» Directive: Copy every line of the records below where the word "color" occurs.

» Extracted material:
━━━━━━━━━━
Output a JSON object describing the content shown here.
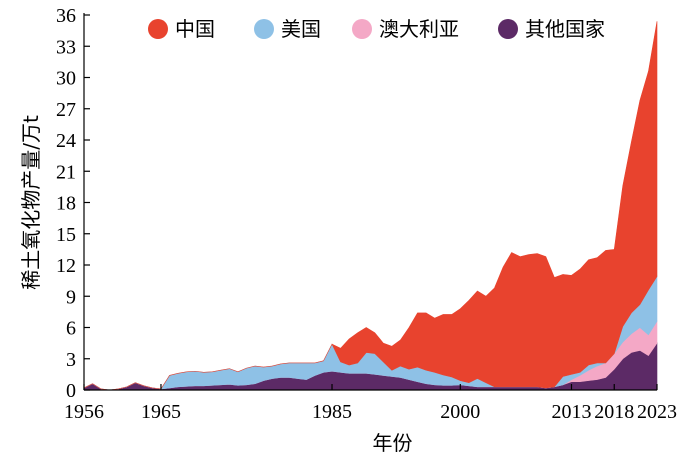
{
  "chart_data": {
    "type": "area",
    "stacked": true,
    "xlabel": "年份",
    "ylabel": "稀土氧化物产量/万t",
    "xlim": [
      1956,
      2023
    ],
    "ylim": [
      0,
      36
    ],
    "yticks": [
      0,
      3,
      6,
      9,
      12,
      15,
      18,
      21,
      24,
      27,
      30,
      33,
      36
    ],
    "xticks": [
      1956,
      1965,
      1985,
      2000,
      2013,
      2018,
      2023
    ],
    "legend_position": "top",
    "grid": false,
    "x": [
      1956,
      1957,
      1958,
      1959,
      1960,
      1961,
      1962,
      1963,
      1964,
      1965,
      1966,
      1967,
      1968,
      1969,
      1970,
      1971,
      1972,
      1973,
      1974,
      1975,
      1976,
      1977,
      1978,
      1979,
      1980,
      1981,
      1982,
      1983,
      1984,
      1985,
      1986,
      1987,
      1988,
      1989,
      1990,
      1991,
      1992,
      1993,
      1994,
      1995,
      1996,
      1997,
      1998,
      1999,
      2000,
      2001,
      2002,
      2003,
      2004,
      2005,
      2006,
      2007,
      2008,
      2009,
      2010,
      2011,
      2012,
      2013,
      2014,
      2015,
      2016,
      2017,
      2018,
      2019,
      2020,
      2021,
      2022,
      2023
    ],
    "series": [
      {
        "name": "其他国家",
        "color": "#5c2a66",
        "values": [
          0.2,
          0.6,
          0.1,
          0.0,
          0.1,
          0.3,
          0.7,
          0.4,
          0.2,
          0.1,
          0.2,
          0.3,
          0.35,
          0.4,
          0.4,
          0.45,
          0.5,
          0.55,
          0.45,
          0.5,
          0.6,
          0.9,
          1.1,
          1.2,
          1.2,
          1.1,
          1.0,
          1.4,
          1.7,
          1.8,
          1.7,
          1.6,
          1.6,
          1.6,
          1.5,
          1.4,
          1.3,
          1.2,
          1.0,
          0.8,
          0.6,
          0.5,
          0.45,
          0.45,
          0.5,
          0.4,
          0.3,
          0.3,
          0.3,
          0.3,
          0.3,
          0.3,
          0.3,
          0.3,
          0.2,
          0.3,
          0.5,
          0.8,
          0.8,
          0.9,
          1.0,
          1.2,
          2.0,
          3.0,
          3.6,
          3.8,
          3.3,
          4.5
        ]
      },
      {
        "name": "澳大利亚",
        "color": "#f4a8c6",
        "values": [
          0,
          0,
          0,
          0,
          0,
          0,
          0,
          0,
          0,
          0,
          0,
          0,
          0,
          0,
          0,
          0,
          0,
          0,
          0,
          0,
          0,
          0,
          0,
          0,
          0,
          0,
          0,
          0,
          0,
          0,
          0,
          0,
          0,
          0,
          0,
          0,
          0,
          0,
          0,
          0,
          0,
          0,
          0,
          0,
          0,
          0,
          0,
          0,
          0,
          0,
          0,
          0,
          0,
          0,
          0,
          0,
          0,
          0.2,
          0.6,
          1.0,
          1.3,
          1.4,
          1.5,
          1.6,
          1.8,
          2.2,
          2.0,
          2.1
        ]
      },
      {
        "name": "美国",
        "color": "#8ec1e6",
        "values": [
          0,
          0,
          0,
          0,
          0,
          0,
          0,
          0,
          0,
          0,
          1.2,
          1.3,
          1.4,
          1.4,
          1.3,
          1.3,
          1.4,
          1.5,
          1.3,
          1.6,
          1.7,
          1.3,
          1.2,
          1.3,
          1.4,
          1.5,
          1.6,
          1.2,
          1.1,
          2.6,
          1.0,
          0.8,
          1.0,
          2.0,
          2.0,
          1.3,
          0.6,
          1.1,
          1.0,
          1.4,
          1.3,
          1.2,
          1.0,
          0.8,
          0.4,
          0.3,
          0.8,
          0.4,
          0.0,
          0.0,
          0.0,
          0.0,
          0.0,
          0.0,
          0.0,
          0.0,
          0.8,
          0.5,
          0.3,
          0.5,
          0.3,
          0.0,
          0.0,
          1.5,
          2.0,
          2.2,
          4.3,
          4.3
        ]
      },
      {
        "name": "中国",
        "color": "#e8432e",
        "values": [
          0,
          0,
          0,
          0,
          0,
          0,
          0,
          0,
          0,
          0,
          0,
          0,
          0,
          0,
          0,
          0,
          0,
          0,
          0,
          0,
          0,
          0,
          0,
          0,
          0,
          0,
          0,
          0,
          0,
          0,
          1.3,
          2.5,
          2.9,
          2.4,
          2.0,
          1.8,
          2.3,
          2.5,
          4.0,
          5.2,
          5.5,
          5.2,
          5.8,
          6.0,
          6.9,
          7.9,
          8.4,
          8.3,
          9.5,
          11.5,
          12.9,
          12.5,
          12.7,
          12.8,
          12.6,
          10.5,
          9.8,
          9.5,
          9.9,
          10.1,
          10.1,
          10.8,
          10.0,
          13.5,
          16.4,
          19.6,
          21.0,
          24.5
        ]
      }
    ]
  }
}
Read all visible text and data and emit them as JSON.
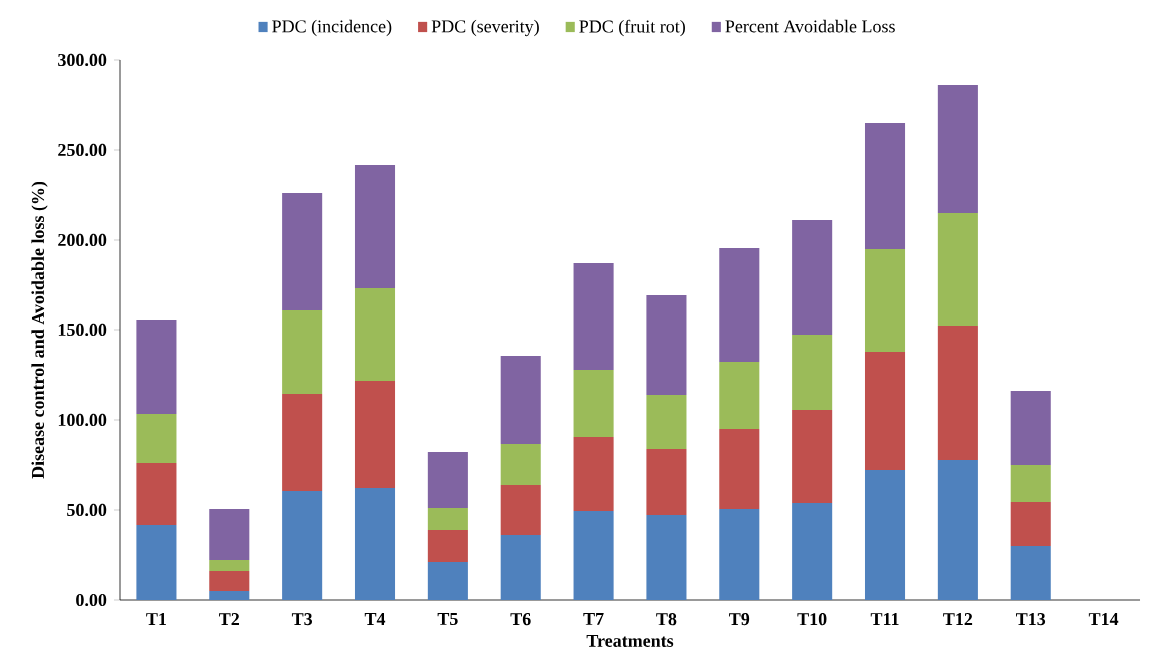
{
  "chart_data": {
    "type": "bar",
    "stacked": true,
    "xlabel": "Treatments",
    "ylabel": "Disease control and Avoidable loss (%)",
    "categories": [
      "T1",
      "T2",
      "T3",
      "T4",
      "T5",
      "T6",
      "T7",
      "T8",
      "T9",
      "T10",
      "T11",
      "T12",
      "T13",
      "T14"
    ],
    "series": [
      {
        "name": "PDC (incidence)",
        "color": "#4f81bd",
        "values": [
          41.7,
          5.0,
          60.6,
          62.2,
          21.1,
          36.1,
          49.4,
          47.2,
          50.6,
          53.9,
          72.2,
          77.8,
          30.0,
          0
        ]
      },
      {
        "name": "PDC (severity)",
        "color": "#c0504d",
        "values": [
          34.4,
          11.1,
          53.8,
          59.5,
          17.8,
          27.8,
          41.2,
          36.7,
          44.4,
          51.7,
          65.6,
          74.4,
          24.4,
          0
        ]
      },
      {
        "name": "PDC (fruit rot)",
        "color": "#9bbb59",
        "values": [
          27.2,
          6.1,
          46.7,
          51.6,
          12.2,
          22.8,
          37.2,
          30.0,
          37.2,
          41.6,
          57.2,
          62.8,
          20.6,
          0
        ]
      },
      {
        "name": "Percent Avoidable Loss",
        "color": "#8064a2",
        "values": [
          52.3,
          28.4,
          65.0,
          68.4,
          31.1,
          48.9,
          59.4,
          55.5,
          63.4,
          63.9,
          70.0,
          71.1,
          41.1,
          0
        ]
      }
    ],
    "ylim": [
      0,
      300
    ],
    "yticks": [
      {
        "value": 0,
        "label": "0.00"
      },
      {
        "value": 50,
        "label": "50.00"
      },
      {
        "value": 100,
        "label": "100.00"
      },
      {
        "value": 150,
        "label": "150.00"
      },
      {
        "value": 200,
        "label": "200.00"
      },
      {
        "value": 250,
        "label": "250.00"
      },
      {
        "value": 300,
        "label": "300.00"
      }
    ],
    "grid": false,
    "legend": "top"
  }
}
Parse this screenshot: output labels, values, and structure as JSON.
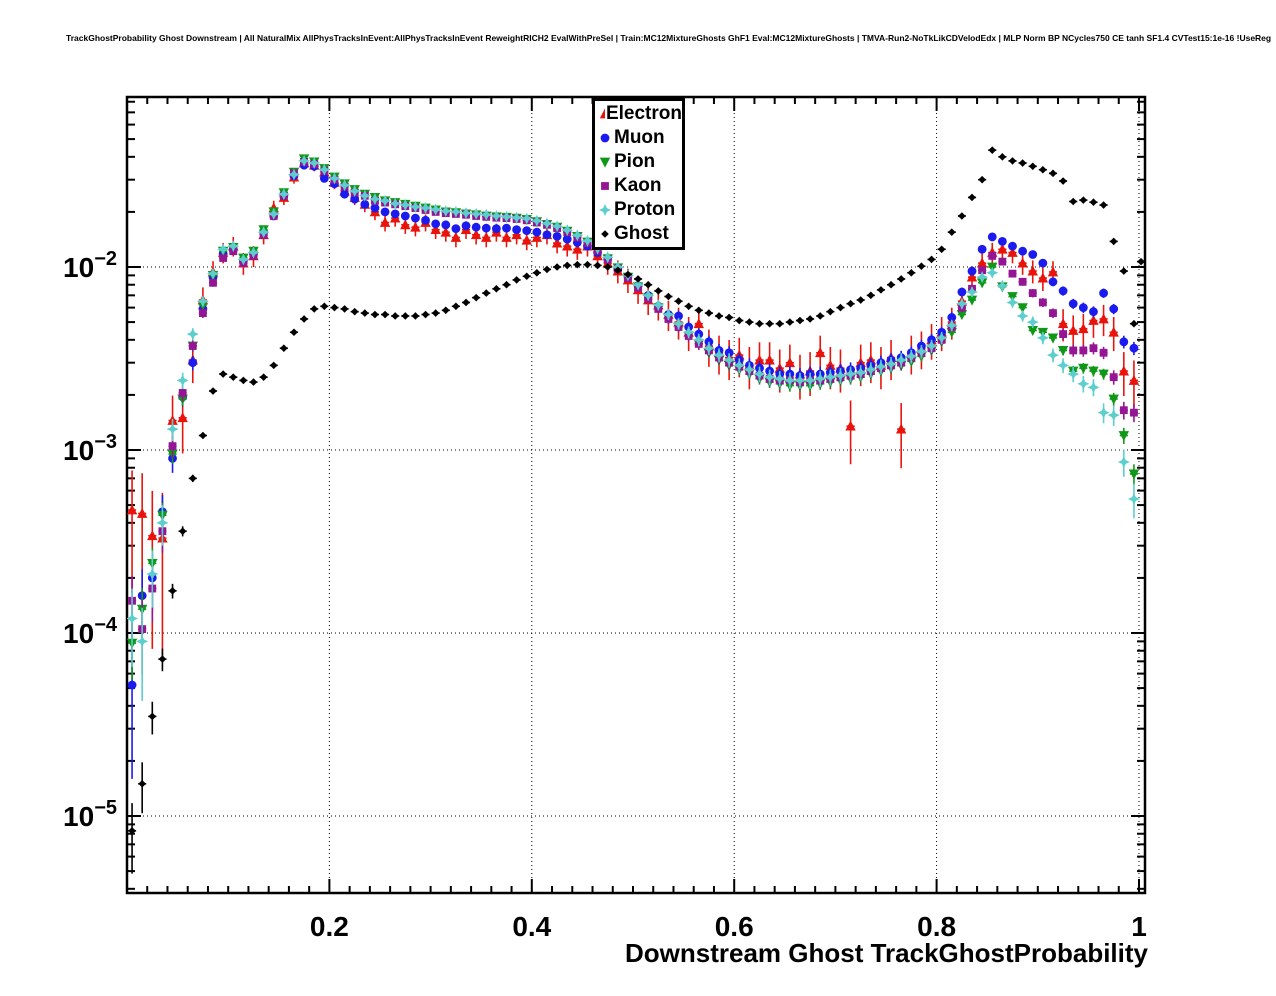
━━━━━━━━━━
» Correct answer:
        "color": "#5c2a66",
        "color": "#f4a8c6",
        "color": "#8ec1e6",
        "color": "#e8432e",
        "color": "#4f81bd",
        "color": "#c0504d",
        "color": "#9bbb59",
        "color": "#8064a2",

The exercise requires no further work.